** EXERCISE PROMPT **
Every entry below must be repeated exactly; skip the pictures.

◇ ◇ ◇ ◇

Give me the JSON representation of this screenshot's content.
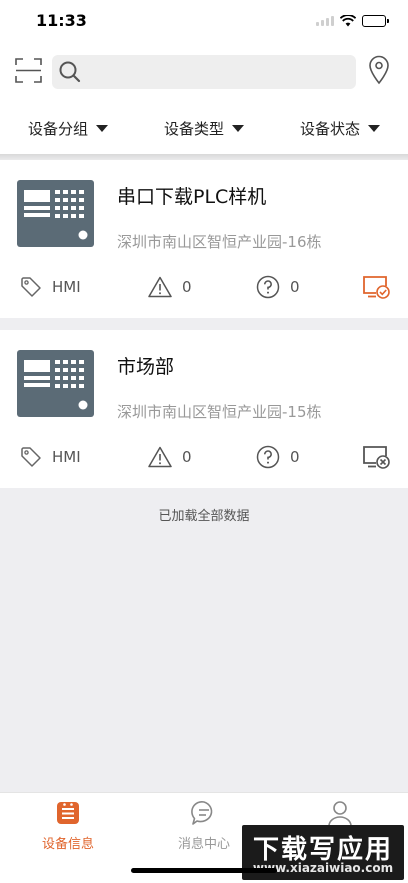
{
  "status_bar": {
    "time": "11:33"
  },
  "search": {
    "placeholder": "",
    "value": ""
  },
  "filters": [
    {
      "label": "设备分组"
    },
    {
      "label": "设备类型"
    },
    {
      "label": "设备状态"
    }
  ],
  "devices": [
    {
      "name": "串口下载PLC样机",
      "address": "深圳市南山区智恒产业园-16栋",
      "type": "HMI",
      "warnings": "0",
      "unknown": "0",
      "connection": "online"
    },
    {
      "name": "市场部",
      "address": "深圳市南山区智恒产业园-15栋",
      "type": "HMI",
      "warnings": "0",
      "unknown": "0",
      "connection": "offline"
    }
  ],
  "list_footer": "已加载全部数据",
  "tabs": [
    {
      "label": "设备信息",
      "icon": "device-list-icon",
      "active": true
    },
    {
      "label": "消息中心",
      "icon": "message-icon",
      "active": false
    },
    {
      "label": "",
      "icon": "user-icon",
      "active": false
    }
  ],
  "watermark": {
    "main": "下载写应用",
    "sub": "www.xiazaiwiao.com"
  },
  "colors": {
    "accent": "#e0652d",
    "device_icon": "#5b6b76",
    "muted_text": "#999999",
    "background": "#eeeef1"
  }
}
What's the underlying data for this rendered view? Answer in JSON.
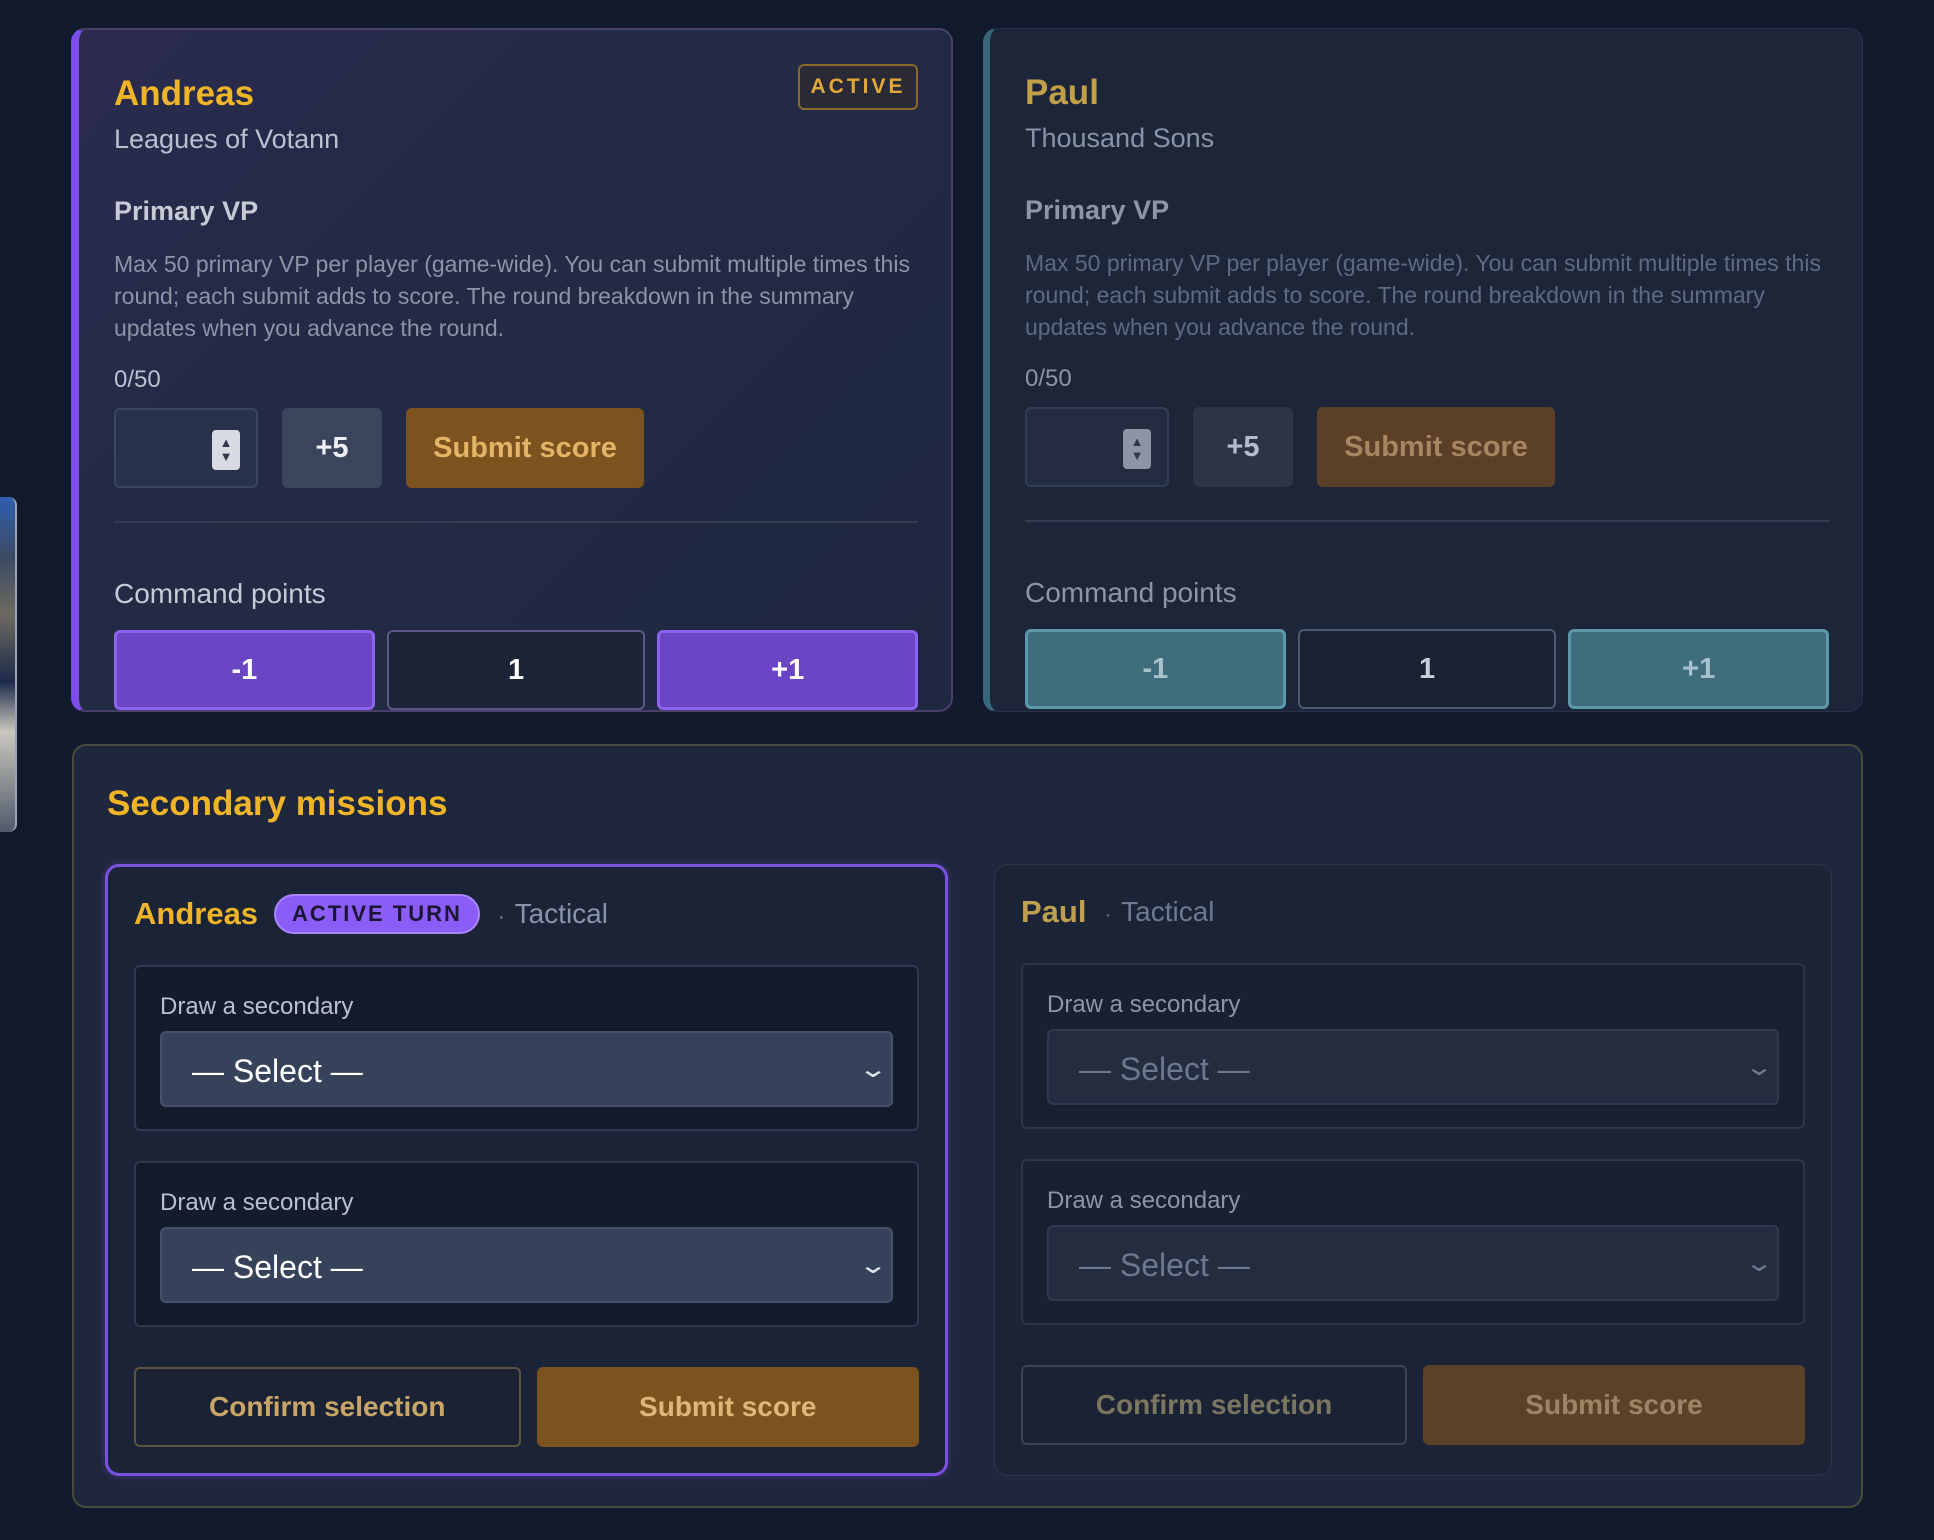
{
  "players": [
    {
      "name": "Andreas",
      "faction": "Leagues of Votann",
      "status_badge": "ACTIVE",
      "primary_label": "Primary VP",
      "primary_help": "Max 50 primary VP per player (game-wide). You can submit multiple times this round; each submit adds to score. The round breakdown in the summary updates when you advance the round.",
      "primary_progress": "0/50",
      "vp_input_value": "",
      "plus5_label": "+5",
      "submit_label": "Submit score",
      "cp_label": "Command points",
      "cp_minus": "-1",
      "cp_value": "1",
      "cp_plus": "+1",
      "accent": "#7c4dea"
    },
    {
      "name": "Paul",
      "faction": "Thousand Sons",
      "primary_label": "Primary VP",
      "primary_help": "Max 50 primary VP per player (game-wide). You can submit multiple times this round; each submit adds to score. The round breakdown in the summary updates when you advance the round.",
      "primary_progress": "0/50",
      "vp_input_value": "",
      "plus5_label": "+5",
      "submit_label": "Submit score",
      "cp_label": "Command points",
      "cp_minus": "-1",
      "cp_value": "1",
      "cp_plus": "+1",
      "accent": "#36687a"
    }
  ],
  "secondary": {
    "title": "Secondary missions",
    "panels": [
      {
        "name": "Andreas",
        "turn_badge": "ACTIVE TURN",
        "type": "Tactical",
        "draws": [
          {
            "label": "Draw a secondary",
            "selected": "— Select —"
          },
          {
            "label": "Draw a secondary",
            "selected": "— Select —"
          }
        ],
        "confirm_label": "Confirm selection",
        "submit_label": "Submit score"
      },
      {
        "name": "Paul",
        "type": "Tactical",
        "draws": [
          {
            "label": "Draw a secondary",
            "selected": "— Select —"
          },
          {
            "label": "Draw a secondary",
            "selected": "— Select —"
          }
        ],
        "confirm_label": "Confirm selection",
        "submit_label": "Submit score"
      }
    ]
  },
  "colors": {
    "background": "#121a2d",
    "highlight": "#f0b429",
    "submit": "#7c521f",
    "active_accent": "#8b5cf6"
  },
  "icons": {
    "spinner": "number-spinner-icon",
    "chevron": "chevron-down-icon"
  }
}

◇ ◇ ◇ ◇

** FINISHED EXERCISE **
Give me the JSON representation of this screenshot's content.
{
  "status_bar": {
    "time": "11:33"
  },
  "search": {
    "placeholder": "",
    "value": ""
  },
  "filters": [
    {
      "label": "设备分组"
    },
    {
      "label": "设备类型"
    },
    {
      "label": "设备状态"
    }
  ],
  "devices": [
    {
      "name": "串口下载PLC样机",
      "address": "深圳市南山区智恒产业园-16栋",
      "type": "HMI",
      "warnings": "0",
      "unknown": "0",
      "connection": "online"
    },
    {
      "name": "市场部",
      "address": "深圳市南山区智恒产业园-15栋",
      "type": "HMI",
      "warnings": "0",
      "unknown": "0",
      "connection": "offline"
    }
  ],
  "list_footer": "已加载全部数据",
  "tabs": [
    {
      "label": "设备信息",
      "icon": "device-list-icon",
      "active": true
    },
    {
      "label": "消息中心",
      "icon": "message-icon",
      "active": false
    },
    {
      "label": "",
      "icon": "user-icon",
      "active": false
    }
  ],
  "watermark": {
    "main": "下载写应用",
    "sub": "www.xiazaiwiao.com"
  },
  "colors": {
    "accent": "#e0652d",
    "device_icon": "#5b6b76",
    "muted_text": "#999999",
    "background": "#eeeef1"
  }
}
What's the underlying data for this rendered view? Answer in JSON.
{
  "players": [
    {
      "name": "Andreas",
      "faction": "Leagues of Votann",
      "status_badge": "ACTIVE",
      "primary_label": "Primary VP",
      "primary_help": "Max 50 primary VP per player (game-wide). You can submit multiple times this round; each submit adds to score. The round breakdown in the summary updates when you advance the round.",
      "primary_progress": "0/50",
      "vp_input_value": "",
      "plus5_label": "+5",
      "submit_label": "Submit score",
      "cp_label": "Command points",
      "cp_minus": "-1",
      "cp_value": "1",
      "cp_plus": "+1",
      "accent": "#7c4dea"
    },
    {
      "name": "Paul",
      "faction": "Thousand Sons",
      "primary_label": "Primary VP",
      "primary_help": "Max 50 primary VP per player (game-wide). You can submit multiple times this round; each submit adds to score. The round breakdown in the summary updates when you advance the round.",
      "primary_progress": "0/50",
      "vp_input_value": "",
      "plus5_label": "+5",
      "submit_label": "Submit score",
      "cp_label": "Command points",
      "cp_minus": "-1",
      "cp_value": "1",
      "cp_plus": "+1",
      "accent": "#36687a"
    }
  ],
  "secondary": {
    "title": "Secondary missions",
    "panels": [
      {
        "name": "Andreas",
        "turn_badge": "ACTIVE TURN",
        "type": "Tactical",
        "draws": [
          {
            "label": "Draw a secondary",
            "selected": "— Select —"
          },
          {
            "label": "Draw a secondary",
            "selected": "— Select —"
          }
        ],
        "confirm_label": "Confirm selection",
        "submit_label": "Submit score"
      },
      {
        "name": "Paul",
        "type": "Tactical",
        "draws": [
          {
            "label": "Draw a secondary",
            "selected": "— Select —"
          },
          {
            "label": "Draw a secondary",
            "selected": "— Select —"
          }
        ],
        "confirm_label": "Confirm selection",
        "submit_label": "Submit score"
      }
    ]
  },
  "colors": {
    "background": "#121a2d",
    "highlight": "#f0b429",
    "submit": "#7c521f",
    "active_accent": "#8b5cf6"
  },
  "icons": {
    "spinner": "number-spinner-icon",
    "chevron": "chevron-down-icon"
  }
}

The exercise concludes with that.